Collection entries

--------------------------------------------------

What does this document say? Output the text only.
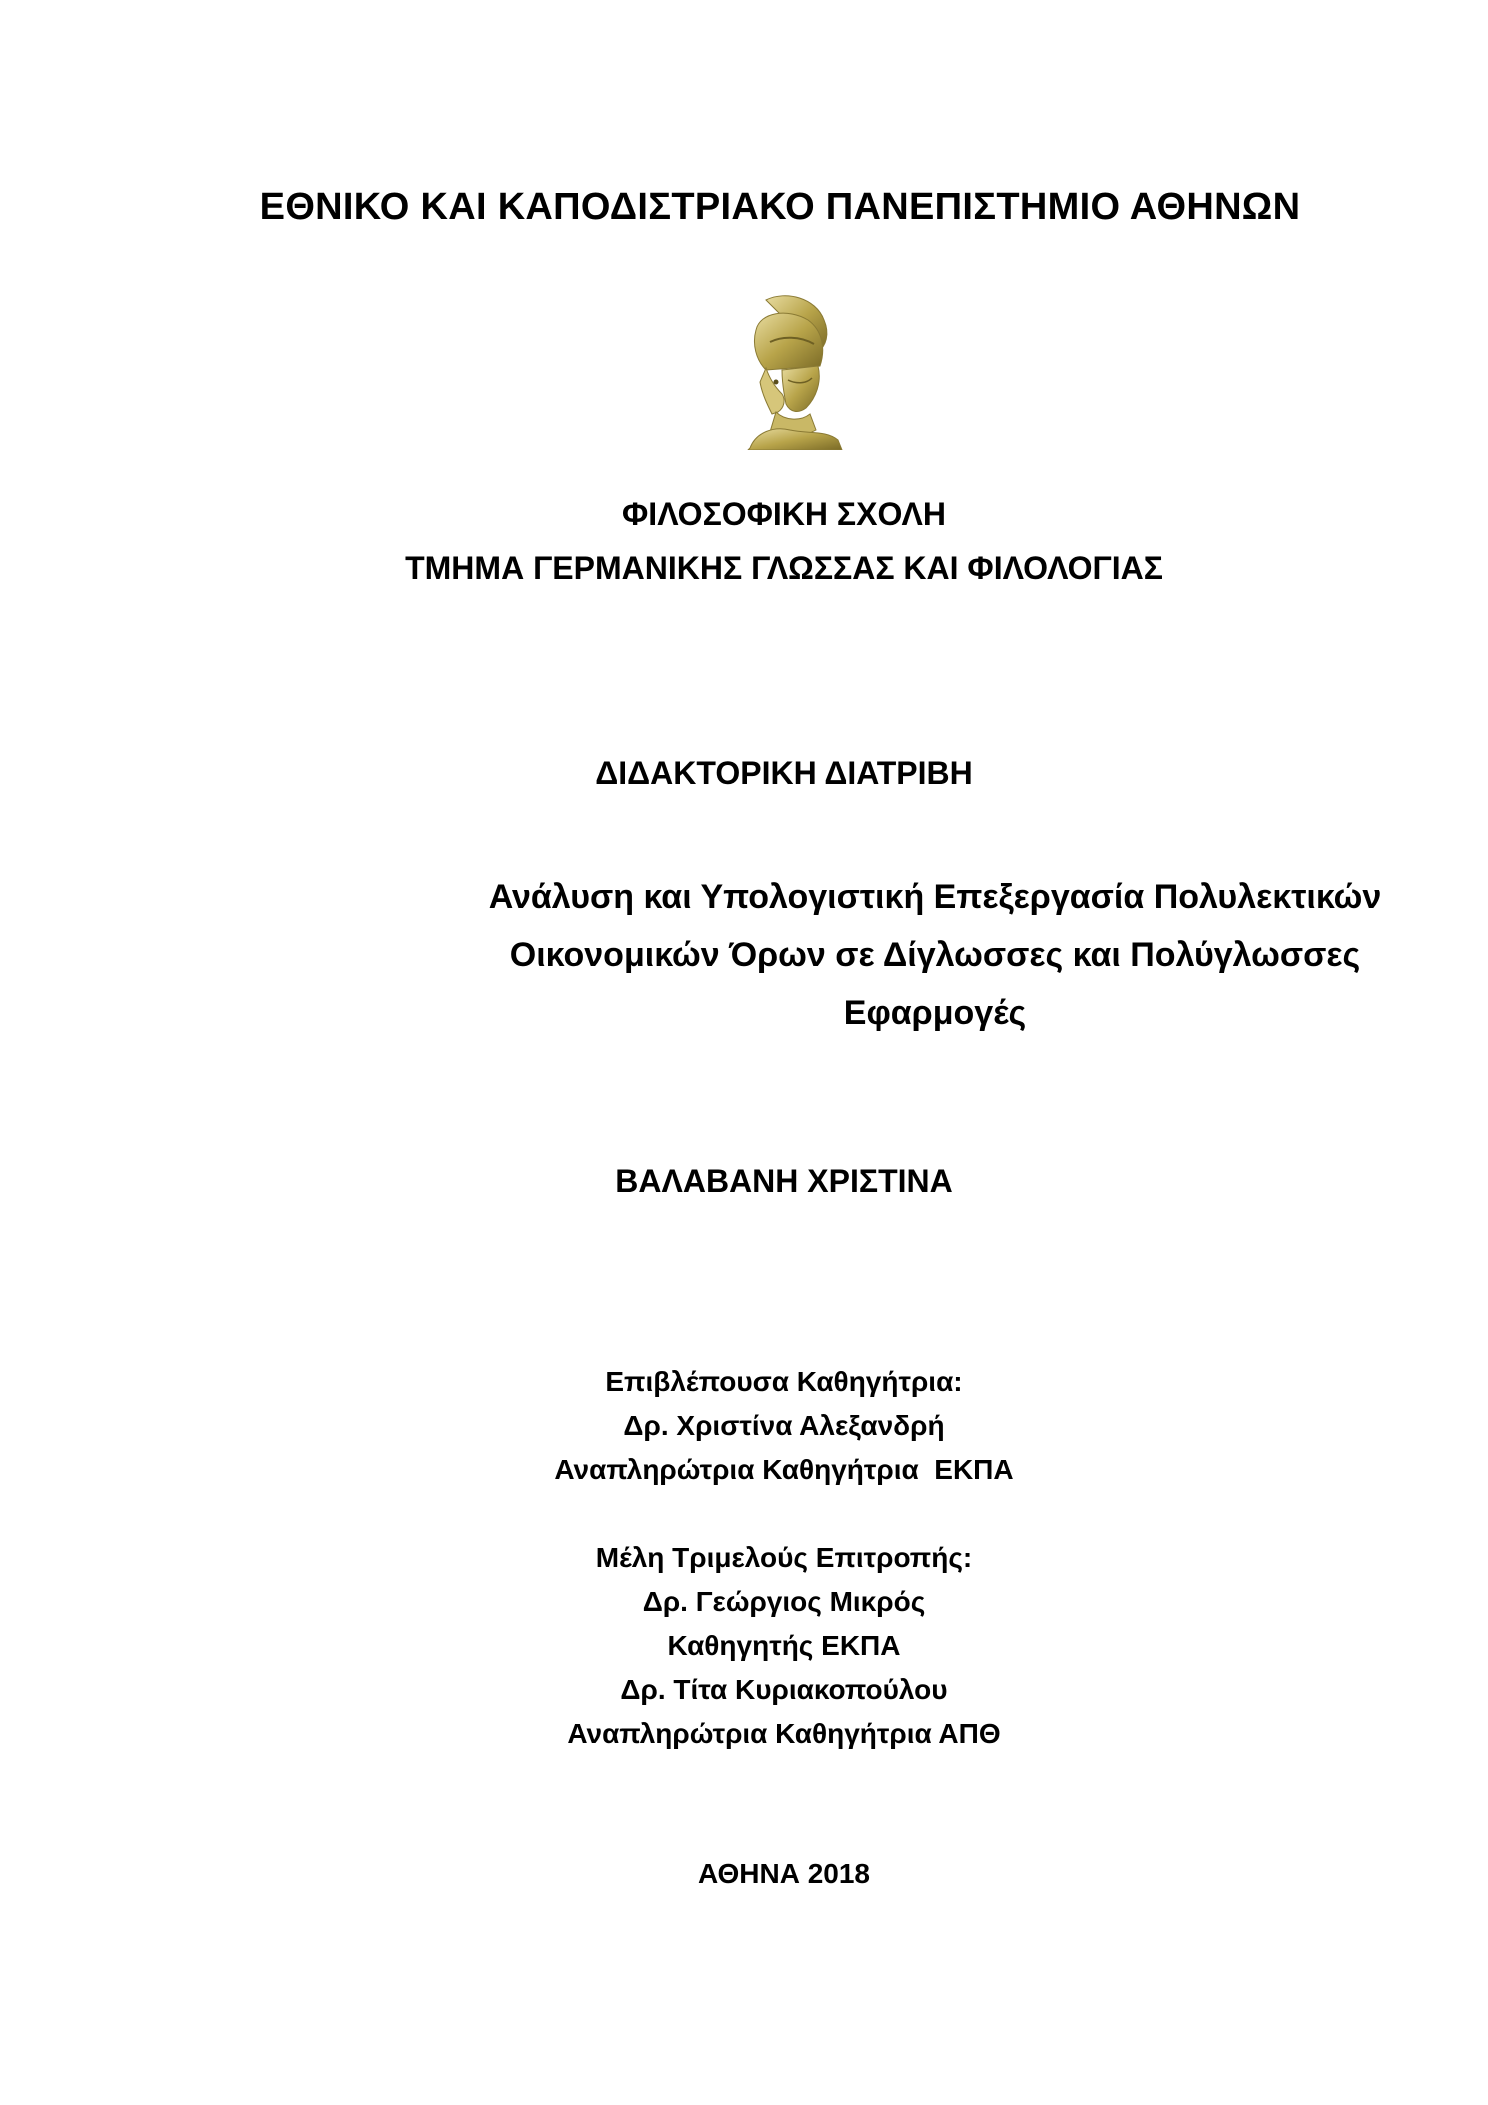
ΕΘΝΙΚΟ ΚΑΙ ΚΑΠΟΔΙΣΤΡΙΑΚΟ ΠΑΝΕΠΙΣΤΗΜΙΟ ΑΘΗΝΩΝ
ΦΙΛΟΣΟΦΙΚΗ ΣΧΟΛΗ
ΤΜΗΜΑ ΓΕΡΜΑΝΙΚΗΣ ΓΛΩΣΣΑΣ ΚΑΙ ΦΙΛΟΛΟΓΙΑΣ
ΔΙΔΑΚΤΟΡΙΚΗ ΔΙΑΤΡΙΒΗ
Ανάλυση και Υπολογιστική Επεξεργασία Πολυλεκτικών
Οικονομικών Όρων σε Δίγλωσσες και Πολύγλωσσες
Εφαρμογές
ΒΑΛΑΒΑΝΗ ΧΡΙΣΤΙΝΑ
Επιβλέπουσα Καθηγήτρια:
Δρ. Χριστίνα Αλεξανδρή
Αναπληρώτρια Καθηγήτρια  ΕΚΠΑ
Μέλη Τριμελούς Επιτροπής:
Δρ. Γεώργιος Μικρός
Καθηγητής ΕΚΠΑ
Δρ. Τίτα Κυριακοπούλου
Αναπληρώτρια Καθηγήτρια ΑΠΘ
ΑΘΗΝΑ 2018
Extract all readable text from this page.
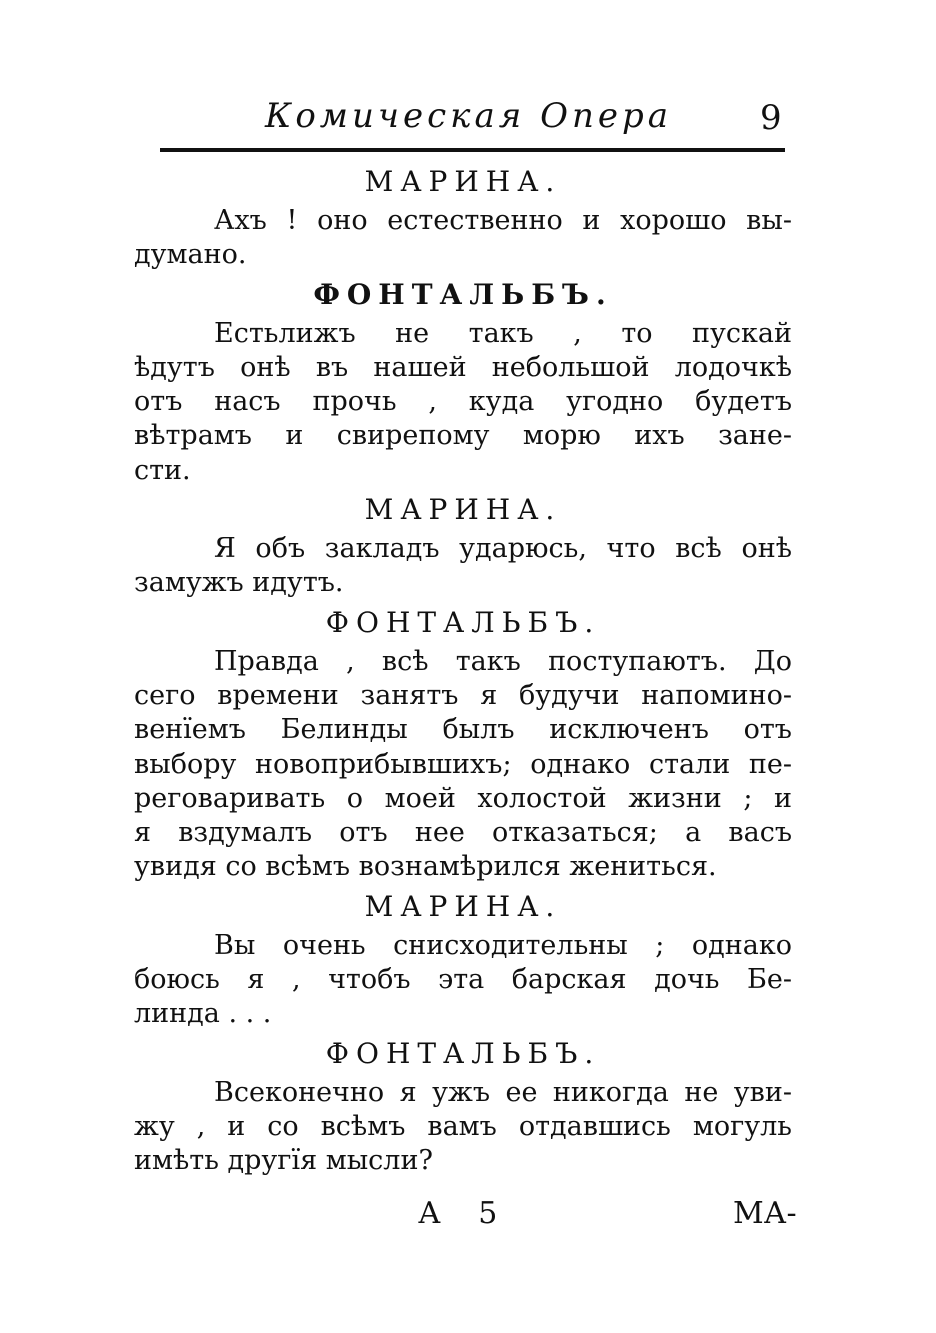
Комическая Опера	9
МАРИНА.
Ахъ ! оно естественно и хорошо вы-
думано.
ФОНТАЛЬБЪ.
Естьлижъ не такъ , то пускай
ѣдутъ онѣ въ нашей небольшой лодочкѣ
отъ насъ прочь , куда угодно будетъ
вѣтрамъ и свирепому морю ихъ занe-
сти.
МАРИНА.
Я объ закладъ ударюсь, что всѣ онѣ
замужъ идутъ.
ФОНТАЛЬБЪ.
Правда , всѣ такъ поступаютъ. До
сего времени занятъ я будучи напомино-
венїемъ Белинды былъ исключенъ отъ
выбору новоприбывшихъ; однако стали пе-
реговаривать о моей холостой жизни ; и
я вздумалъ отъ нее отказаться; а васъ
увидя со всѣмъ вознамѣрился жениться.
МАРИНА.
Вы очень снисходительны ; однако
боюсь я , чтобъ эта барская дочь Бе-
линда . . .
ФОНТАЛЬБЪ.
Всеконечно я ужъ ее никогда не уви-
жу , и со всѣмъ вамъ отдавшись могуль
имѣть другїя мысли?
А 5	МА-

--------------------------------------------------

> **YOUR TASK**:
Quote the material exactly. Pictures stay out.

> **ANSWER TO THE EXERCISE**:
What does this document say? Output the text only.
ΕΘΝΙΚΟ ΚΑΙ ΚΑΠΟΔΙΣΤΡΙΑΚΟ ΠΑΝΕΠΙΣΤΗΜΙΟ ΑΘΗΝΩΝ
ΦΙΛΟΣΟΦΙΚΗ ΣΧΟΛΗ
ΤΜΗΜΑ ΓΕΡΜΑΝΙΚΗΣ ΓΛΩΣΣΑΣ ΚΑΙ ΦΙΛΟΛΟΓΙΑΣ
ΔΙΔΑΚΤΟΡΙΚΗ ΔΙΑΤΡΙΒΗ
Ανάλυση και Υπολογιστική Επεξεργασία Πολυλεκτικών
Οικονομικών Όρων σε Δίγλωσσες και Πολύγλωσσες
Εφαρμογές
ΒΑΛΑΒΑΝΗ ΧΡΙΣΤΙΝΑ
Επιβλέπουσα Καθηγήτρια:
Δρ. Χριστίνα Αλεξανδρή
Αναπληρώτρια Καθηγήτρια  ΕΚΠΑ
Μέλη Τριμελούς Επιτροπής:
Δρ. Γεώργιος Μικρός
Καθηγητής ΕΚΠΑ
Δρ. Τίτα Κυριακοπούλου
Αναπληρώτρια Καθηγήτρια ΑΠΘ
ΑΘΗΝΑ 2018
Extract all readable text from this page.
Комическая Опера	9
МАРИНА.
Ахъ ! оно естественно и хорошо вы-
думано.
ФОНТАЛЬБЪ.
Естьлижъ не такъ , то пускай
ѣдутъ онѣ въ нашей небольшой лодочкѣ
отъ насъ прочь , куда угодно будетъ
вѣтрамъ и свирепому морю ихъ занe-
сти.
МАРИНА.
Я объ закладъ ударюсь, что всѣ онѣ
замужъ идутъ.
ФОНТАЛЬБЪ.
Правда , всѣ такъ поступаютъ. До
сего времени занятъ я будучи напомино-
венїемъ Белинды былъ исключенъ отъ
выбору новоприбывшихъ; однако стали пе-
реговаривать о моей холостой жизни ; и
я вздумалъ отъ нее отказаться; а васъ
увидя со всѣмъ вознамѣрился жениться.
МАРИНА.
Вы очень снисходительны ; однако
боюсь я , чтобъ эта барская дочь Бе-
линда . . .
ФОНТАЛЬБЪ.
Всеконечно я ужъ ее никогда не уви-
жу , и со всѣмъ вамъ отдавшись могуль
имѣть другїя мысли?
А 5	МА-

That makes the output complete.